── Exercise material
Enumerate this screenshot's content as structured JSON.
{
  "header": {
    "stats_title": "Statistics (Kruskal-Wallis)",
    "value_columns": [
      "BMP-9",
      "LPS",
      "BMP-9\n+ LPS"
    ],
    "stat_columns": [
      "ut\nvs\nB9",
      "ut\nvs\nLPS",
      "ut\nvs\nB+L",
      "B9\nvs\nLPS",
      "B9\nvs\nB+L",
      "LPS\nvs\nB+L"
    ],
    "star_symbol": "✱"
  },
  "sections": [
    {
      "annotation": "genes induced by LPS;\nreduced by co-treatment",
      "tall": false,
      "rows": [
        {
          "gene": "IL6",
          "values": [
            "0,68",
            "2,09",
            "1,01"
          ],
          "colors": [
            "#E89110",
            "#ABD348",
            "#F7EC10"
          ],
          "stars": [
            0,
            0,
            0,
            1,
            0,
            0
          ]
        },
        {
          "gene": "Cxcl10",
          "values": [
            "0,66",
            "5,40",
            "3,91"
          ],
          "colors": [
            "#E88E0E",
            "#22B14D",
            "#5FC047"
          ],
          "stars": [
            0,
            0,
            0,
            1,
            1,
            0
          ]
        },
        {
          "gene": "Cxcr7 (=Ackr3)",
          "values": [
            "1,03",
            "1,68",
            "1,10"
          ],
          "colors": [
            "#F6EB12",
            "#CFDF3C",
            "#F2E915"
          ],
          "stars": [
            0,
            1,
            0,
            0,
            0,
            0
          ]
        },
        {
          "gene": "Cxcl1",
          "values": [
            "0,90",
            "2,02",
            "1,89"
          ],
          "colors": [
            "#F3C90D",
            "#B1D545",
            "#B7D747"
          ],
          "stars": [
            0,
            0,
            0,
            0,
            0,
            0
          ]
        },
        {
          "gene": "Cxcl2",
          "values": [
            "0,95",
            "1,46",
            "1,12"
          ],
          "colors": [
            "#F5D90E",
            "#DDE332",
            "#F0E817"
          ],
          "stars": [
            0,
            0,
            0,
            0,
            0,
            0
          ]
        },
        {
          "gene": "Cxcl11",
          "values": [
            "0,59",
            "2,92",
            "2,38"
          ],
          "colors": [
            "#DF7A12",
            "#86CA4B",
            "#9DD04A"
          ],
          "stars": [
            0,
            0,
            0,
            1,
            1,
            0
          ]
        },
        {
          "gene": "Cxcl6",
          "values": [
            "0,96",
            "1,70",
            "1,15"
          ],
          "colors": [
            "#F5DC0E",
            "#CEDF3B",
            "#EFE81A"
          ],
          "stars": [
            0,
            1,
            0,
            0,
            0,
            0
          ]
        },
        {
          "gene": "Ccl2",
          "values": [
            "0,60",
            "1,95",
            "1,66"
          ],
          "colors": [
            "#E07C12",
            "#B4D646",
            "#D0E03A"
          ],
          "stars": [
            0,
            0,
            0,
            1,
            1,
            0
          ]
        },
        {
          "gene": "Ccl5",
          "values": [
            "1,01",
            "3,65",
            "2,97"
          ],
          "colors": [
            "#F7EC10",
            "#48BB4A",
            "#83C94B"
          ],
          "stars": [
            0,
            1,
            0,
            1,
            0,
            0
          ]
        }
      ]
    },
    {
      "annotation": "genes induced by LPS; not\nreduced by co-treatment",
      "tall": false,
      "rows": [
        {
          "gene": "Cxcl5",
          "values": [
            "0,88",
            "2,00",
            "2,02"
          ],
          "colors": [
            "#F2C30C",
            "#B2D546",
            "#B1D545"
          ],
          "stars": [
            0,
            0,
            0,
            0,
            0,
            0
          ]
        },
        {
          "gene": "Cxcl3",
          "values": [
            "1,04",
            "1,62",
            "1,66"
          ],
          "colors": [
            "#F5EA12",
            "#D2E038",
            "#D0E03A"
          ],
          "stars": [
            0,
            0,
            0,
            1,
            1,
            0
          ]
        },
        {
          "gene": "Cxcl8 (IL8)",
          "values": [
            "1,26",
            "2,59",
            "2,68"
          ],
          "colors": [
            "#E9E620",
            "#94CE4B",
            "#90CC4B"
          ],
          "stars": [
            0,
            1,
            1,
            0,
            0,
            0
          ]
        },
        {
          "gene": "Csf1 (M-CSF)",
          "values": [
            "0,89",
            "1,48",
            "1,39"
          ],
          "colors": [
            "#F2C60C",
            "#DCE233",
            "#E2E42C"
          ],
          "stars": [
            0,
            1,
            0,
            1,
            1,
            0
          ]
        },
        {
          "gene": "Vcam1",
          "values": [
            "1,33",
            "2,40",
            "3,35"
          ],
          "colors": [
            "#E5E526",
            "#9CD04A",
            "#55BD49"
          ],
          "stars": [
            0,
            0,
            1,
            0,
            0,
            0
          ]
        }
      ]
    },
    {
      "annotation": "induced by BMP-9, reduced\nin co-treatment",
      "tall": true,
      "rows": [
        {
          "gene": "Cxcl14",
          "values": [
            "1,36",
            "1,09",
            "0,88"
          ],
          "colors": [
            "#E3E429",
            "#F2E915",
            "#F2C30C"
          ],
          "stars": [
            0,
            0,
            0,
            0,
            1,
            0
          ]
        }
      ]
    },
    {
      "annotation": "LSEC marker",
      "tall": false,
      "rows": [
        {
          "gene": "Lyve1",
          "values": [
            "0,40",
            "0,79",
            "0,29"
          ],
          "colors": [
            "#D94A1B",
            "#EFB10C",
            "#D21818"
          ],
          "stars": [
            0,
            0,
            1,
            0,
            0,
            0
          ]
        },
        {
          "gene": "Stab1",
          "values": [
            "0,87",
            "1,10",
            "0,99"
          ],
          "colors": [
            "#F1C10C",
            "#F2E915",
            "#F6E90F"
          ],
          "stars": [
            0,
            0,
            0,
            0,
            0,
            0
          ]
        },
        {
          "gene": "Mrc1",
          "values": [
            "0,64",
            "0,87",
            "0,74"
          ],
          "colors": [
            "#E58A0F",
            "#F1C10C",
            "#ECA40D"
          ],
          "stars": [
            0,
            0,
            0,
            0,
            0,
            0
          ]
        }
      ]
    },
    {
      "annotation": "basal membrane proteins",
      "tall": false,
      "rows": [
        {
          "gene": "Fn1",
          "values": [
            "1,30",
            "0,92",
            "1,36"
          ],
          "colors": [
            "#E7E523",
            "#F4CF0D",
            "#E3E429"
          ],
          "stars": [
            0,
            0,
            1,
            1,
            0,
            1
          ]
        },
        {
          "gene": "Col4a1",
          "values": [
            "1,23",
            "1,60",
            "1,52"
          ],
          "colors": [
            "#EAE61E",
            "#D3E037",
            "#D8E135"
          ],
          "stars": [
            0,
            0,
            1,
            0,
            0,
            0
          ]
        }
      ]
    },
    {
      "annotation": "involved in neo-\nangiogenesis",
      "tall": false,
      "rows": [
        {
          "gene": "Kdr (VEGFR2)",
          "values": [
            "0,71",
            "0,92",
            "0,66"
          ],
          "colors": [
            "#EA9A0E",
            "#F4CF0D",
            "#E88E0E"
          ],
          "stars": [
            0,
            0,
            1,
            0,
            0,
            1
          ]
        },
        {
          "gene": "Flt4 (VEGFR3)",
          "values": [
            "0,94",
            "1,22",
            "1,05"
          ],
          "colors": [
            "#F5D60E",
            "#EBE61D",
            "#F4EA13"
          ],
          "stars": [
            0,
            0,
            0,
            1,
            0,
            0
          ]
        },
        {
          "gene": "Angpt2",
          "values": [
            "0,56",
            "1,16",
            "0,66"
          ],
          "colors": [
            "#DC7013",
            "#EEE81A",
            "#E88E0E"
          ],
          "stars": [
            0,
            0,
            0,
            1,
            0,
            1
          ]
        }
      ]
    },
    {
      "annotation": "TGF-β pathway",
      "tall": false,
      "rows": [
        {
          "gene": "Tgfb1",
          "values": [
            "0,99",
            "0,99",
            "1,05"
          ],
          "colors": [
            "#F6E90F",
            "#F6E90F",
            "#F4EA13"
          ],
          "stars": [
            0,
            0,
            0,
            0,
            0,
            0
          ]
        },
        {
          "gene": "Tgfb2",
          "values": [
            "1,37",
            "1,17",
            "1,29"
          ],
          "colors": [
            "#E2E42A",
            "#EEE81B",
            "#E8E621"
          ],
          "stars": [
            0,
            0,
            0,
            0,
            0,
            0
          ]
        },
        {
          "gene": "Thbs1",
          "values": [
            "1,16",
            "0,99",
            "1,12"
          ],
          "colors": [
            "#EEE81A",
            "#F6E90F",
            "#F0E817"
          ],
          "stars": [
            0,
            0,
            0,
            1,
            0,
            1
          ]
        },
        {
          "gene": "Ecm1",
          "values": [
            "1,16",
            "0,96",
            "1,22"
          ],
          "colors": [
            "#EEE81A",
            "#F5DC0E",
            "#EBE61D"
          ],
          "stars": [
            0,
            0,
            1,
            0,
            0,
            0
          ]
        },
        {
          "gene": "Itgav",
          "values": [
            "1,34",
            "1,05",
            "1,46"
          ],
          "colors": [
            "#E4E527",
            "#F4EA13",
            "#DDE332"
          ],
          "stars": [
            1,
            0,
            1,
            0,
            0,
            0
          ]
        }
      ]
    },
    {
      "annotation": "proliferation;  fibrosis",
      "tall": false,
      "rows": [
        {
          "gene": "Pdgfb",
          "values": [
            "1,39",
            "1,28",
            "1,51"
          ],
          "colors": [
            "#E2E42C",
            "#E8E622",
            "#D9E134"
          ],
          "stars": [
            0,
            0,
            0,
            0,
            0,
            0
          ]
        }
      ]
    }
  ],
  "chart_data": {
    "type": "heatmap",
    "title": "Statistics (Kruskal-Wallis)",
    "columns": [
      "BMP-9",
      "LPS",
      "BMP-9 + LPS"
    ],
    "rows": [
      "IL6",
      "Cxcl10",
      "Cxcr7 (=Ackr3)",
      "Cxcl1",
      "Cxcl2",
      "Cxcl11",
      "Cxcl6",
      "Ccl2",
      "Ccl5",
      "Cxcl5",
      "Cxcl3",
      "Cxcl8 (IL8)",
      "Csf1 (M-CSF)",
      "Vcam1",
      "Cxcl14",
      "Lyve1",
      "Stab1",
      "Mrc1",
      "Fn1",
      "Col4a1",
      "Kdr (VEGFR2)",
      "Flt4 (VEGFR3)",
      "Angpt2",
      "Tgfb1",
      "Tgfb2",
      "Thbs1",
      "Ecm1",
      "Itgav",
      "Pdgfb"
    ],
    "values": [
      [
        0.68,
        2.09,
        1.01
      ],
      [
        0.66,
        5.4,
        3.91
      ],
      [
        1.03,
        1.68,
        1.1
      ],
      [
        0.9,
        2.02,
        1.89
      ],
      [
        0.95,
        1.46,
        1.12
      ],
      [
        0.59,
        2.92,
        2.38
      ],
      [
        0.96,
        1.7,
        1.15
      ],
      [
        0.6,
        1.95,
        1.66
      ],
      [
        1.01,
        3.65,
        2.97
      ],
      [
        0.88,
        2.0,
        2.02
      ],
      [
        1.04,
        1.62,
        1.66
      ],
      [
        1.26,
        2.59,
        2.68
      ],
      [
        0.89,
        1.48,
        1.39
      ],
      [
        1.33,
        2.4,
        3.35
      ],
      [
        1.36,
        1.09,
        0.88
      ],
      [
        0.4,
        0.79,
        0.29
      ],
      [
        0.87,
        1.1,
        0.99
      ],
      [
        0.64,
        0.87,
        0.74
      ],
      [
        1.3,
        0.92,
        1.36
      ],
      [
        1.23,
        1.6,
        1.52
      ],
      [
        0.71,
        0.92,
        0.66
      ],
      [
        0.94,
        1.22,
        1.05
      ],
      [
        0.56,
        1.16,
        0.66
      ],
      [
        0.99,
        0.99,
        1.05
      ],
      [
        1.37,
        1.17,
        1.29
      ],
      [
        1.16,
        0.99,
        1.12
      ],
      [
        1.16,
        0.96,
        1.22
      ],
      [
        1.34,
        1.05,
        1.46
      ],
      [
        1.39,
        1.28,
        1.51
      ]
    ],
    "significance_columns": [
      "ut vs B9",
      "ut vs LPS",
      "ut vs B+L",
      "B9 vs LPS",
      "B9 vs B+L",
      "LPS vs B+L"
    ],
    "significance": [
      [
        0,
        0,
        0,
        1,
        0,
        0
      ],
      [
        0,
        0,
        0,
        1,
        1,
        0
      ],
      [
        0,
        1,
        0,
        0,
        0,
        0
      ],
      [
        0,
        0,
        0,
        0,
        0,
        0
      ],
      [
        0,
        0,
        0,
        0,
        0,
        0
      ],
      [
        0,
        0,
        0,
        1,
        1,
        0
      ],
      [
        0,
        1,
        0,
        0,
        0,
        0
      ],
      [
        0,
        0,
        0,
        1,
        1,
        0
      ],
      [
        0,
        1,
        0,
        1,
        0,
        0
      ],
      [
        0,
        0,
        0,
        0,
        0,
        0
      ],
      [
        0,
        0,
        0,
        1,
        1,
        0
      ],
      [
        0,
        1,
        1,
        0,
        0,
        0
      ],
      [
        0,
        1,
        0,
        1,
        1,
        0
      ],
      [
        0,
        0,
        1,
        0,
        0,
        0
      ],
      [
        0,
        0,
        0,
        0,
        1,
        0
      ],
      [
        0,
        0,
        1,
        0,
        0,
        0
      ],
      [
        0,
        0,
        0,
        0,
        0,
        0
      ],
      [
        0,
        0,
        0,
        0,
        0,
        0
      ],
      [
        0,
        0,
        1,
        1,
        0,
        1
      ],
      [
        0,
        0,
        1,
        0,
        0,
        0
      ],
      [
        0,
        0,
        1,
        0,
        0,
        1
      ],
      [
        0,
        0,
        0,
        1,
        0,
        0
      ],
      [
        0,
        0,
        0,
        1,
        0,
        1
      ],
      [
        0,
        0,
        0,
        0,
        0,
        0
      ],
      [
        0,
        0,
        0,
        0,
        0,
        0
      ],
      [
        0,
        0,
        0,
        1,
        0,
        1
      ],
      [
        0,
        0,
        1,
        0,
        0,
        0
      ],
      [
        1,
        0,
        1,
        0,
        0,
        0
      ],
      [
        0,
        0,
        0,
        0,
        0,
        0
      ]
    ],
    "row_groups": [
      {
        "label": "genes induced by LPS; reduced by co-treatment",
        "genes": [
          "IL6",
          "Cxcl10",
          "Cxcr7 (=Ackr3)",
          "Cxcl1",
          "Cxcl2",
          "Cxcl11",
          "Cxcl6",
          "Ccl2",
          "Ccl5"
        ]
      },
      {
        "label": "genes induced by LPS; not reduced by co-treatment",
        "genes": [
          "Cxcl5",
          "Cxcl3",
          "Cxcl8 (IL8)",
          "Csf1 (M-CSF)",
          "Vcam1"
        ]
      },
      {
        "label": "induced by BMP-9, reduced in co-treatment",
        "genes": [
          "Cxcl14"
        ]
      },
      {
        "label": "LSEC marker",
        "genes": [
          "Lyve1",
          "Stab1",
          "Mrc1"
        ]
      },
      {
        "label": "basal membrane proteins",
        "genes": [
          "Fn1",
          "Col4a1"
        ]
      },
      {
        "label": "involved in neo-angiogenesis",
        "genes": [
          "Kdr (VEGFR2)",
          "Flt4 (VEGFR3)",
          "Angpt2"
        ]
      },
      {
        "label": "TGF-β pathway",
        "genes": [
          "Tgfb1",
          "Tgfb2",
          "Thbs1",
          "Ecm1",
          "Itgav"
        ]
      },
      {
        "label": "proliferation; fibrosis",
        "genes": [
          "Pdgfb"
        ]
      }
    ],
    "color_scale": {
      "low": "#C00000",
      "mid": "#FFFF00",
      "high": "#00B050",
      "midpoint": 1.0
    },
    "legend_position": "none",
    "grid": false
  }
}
────
§ Work to complete:
In the entries above, find lines with "LSEC" and copy each.

§ Solved exercise:
      "annotation": "LSEC marker",
        "label": "LSEC marker",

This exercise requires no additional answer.